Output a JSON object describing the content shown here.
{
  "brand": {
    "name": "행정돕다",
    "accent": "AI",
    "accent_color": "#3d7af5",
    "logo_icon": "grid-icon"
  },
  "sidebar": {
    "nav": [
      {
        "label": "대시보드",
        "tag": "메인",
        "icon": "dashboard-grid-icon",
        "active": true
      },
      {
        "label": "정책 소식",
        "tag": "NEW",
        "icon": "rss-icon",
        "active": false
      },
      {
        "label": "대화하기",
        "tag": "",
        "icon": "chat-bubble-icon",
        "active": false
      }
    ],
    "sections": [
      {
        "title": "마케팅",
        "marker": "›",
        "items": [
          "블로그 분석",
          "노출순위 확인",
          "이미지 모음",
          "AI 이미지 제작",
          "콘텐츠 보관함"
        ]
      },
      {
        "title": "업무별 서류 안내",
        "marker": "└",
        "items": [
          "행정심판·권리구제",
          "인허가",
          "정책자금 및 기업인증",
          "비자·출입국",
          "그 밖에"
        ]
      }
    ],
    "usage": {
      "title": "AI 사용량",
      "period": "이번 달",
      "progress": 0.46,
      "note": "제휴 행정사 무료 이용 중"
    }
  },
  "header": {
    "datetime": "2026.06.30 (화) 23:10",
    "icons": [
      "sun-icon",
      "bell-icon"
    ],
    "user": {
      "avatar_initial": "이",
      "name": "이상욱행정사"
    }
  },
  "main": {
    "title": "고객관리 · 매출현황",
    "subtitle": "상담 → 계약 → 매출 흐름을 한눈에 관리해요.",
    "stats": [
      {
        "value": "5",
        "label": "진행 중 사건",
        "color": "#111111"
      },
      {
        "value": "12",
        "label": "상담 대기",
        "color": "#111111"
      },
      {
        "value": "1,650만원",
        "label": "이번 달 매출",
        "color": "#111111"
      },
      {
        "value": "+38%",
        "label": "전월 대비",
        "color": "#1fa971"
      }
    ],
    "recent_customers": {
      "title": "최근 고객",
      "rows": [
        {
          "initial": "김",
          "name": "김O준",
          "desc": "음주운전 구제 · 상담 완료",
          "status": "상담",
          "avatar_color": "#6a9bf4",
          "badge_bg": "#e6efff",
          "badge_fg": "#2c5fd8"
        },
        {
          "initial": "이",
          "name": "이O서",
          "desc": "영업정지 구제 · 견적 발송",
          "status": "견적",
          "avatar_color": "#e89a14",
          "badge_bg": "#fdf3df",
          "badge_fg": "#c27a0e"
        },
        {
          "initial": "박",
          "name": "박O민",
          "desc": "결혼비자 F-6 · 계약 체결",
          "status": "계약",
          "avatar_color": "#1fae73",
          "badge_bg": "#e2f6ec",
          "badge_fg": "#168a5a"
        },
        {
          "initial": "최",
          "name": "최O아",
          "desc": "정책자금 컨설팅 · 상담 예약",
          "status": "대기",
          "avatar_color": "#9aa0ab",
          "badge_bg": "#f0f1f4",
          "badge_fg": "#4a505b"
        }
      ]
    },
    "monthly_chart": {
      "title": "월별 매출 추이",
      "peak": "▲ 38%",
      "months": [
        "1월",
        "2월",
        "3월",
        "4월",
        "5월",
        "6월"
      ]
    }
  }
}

> **WRITTEN EXERCISE**
Every entry needs to be retyped exactly.

> **SOLUTION TO THIS EXERCISE**
Output a JSON object describing the content shown here.
{
  "brand": {
    "name": "행정돕다",
    "accent": "AI",
    "accent_color": "#3d7af5",
    "logo_icon": "grid-icon"
  },
  "sidebar": {
    "nav": [
      {
        "label": "대시보드",
        "tag": "메인",
        "icon": "dashboard-grid-icon",
        "active": true
      },
      {
        "label": "정책 소식",
        "tag": "NEW",
        "icon": "rss-icon",
        "active": false
      },
      {
        "label": "대화하기",
        "tag": "",
        "icon": "chat-bubble-icon",
        "active": false
      }
    ],
    "sections": [
      {
        "title": "마케팅",
        "marker": "›",
        "items": [
          "블로그 분석",
          "노출순위 확인",
          "이미지 모음",
          "AI 이미지 제작",
          "콘텐츠 보관함"
        ]
      },
      {
        "title": "업무별 서류 안내",
        "marker": "└",
        "items": [
          "행정심판·권리구제",
          "인허가",
          "정책자금 및 기업인증",
          "비자·출입국",
          "그 밖에"
        ]
      }
    ],
    "usage": {
      "title": "AI 사용량",
      "period": "이번 달",
      "progress": 0.46,
      "note": "제휴 행정사 무료 이용 중"
    }
  },
  "header": {
    "datetime": "2026.06.30 (화) 23:10",
    "icons": [
      "sun-icon",
      "bell-icon"
    ],
    "user": {
      "avatar_initial": "이",
      "name": "이상욱행정사"
    }
  },
  "main": {
    "title": "고객관리 · 매출현황",
    "subtitle": "상담 → 계약 → 매출 흐름을 한눈에 관리해요.",
    "stats": [
      {
        "value": "5",
        "label": "진행 중 사건",
        "color": "#111111"
      },
      {
        "value": "12",
        "label": "상담 대기",
        "color": "#111111"
      },
      {
        "value": "1,650만원",
        "label": "이번 달 매출",
        "color": "#111111"
      },
      {
        "value": "+38%",
        "label": "전월 대비",
        "color": "#1fa971"
      }
    ],
    "recent_customers": {
      "title": "최근 고객",
      "rows": [
        {
          "initial": "김",
          "name": "김O준",
          "desc": "음주운전 구제 · 상담 완료",
          "status": "상담",
          "avatar_color": "#6a9bf4",
          "badge_bg": "#e6efff",
          "badge_fg": "#2c5fd8"
        },
        {
          "initial": "이",
          "name": "이O서",
          "desc": "영업정지 구제 · 견적 발송",
          "status": "견적",
          "avatar_color": "#e89a14",
          "badge_bg": "#fdf3df",
          "badge_fg": "#c27a0e"
        },
        {
          "initial": "박",
          "name": "박O민",
          "desc": "결혼비자 F-6 · 계약 체결",
          "status": "계약",
          "avatar_color": "#1fae73",
          "badge_bg": "#e2f6ec",
          "badge_fg": "#168a5a"
        },
        {
          "initial": "최",
          "name": "최O아",
          "desc": "정책자금 컨설팅 · 상담 예약",
          "status": "대기",
          "avatar_color": "#9aa0ab",
          "badge_bg": "#f0f1f4",
          "badge_fg": "#4a505b"
        }
      ]
    },
    "monthly_chart": {
      "title": "월별 매출 추이",
      "peak": "▲ 38%",
      "months": [
        "1월",
        "2월",
        "3월",
        "4월",
        "5월",
        "6월"
      ]
    }
  }
}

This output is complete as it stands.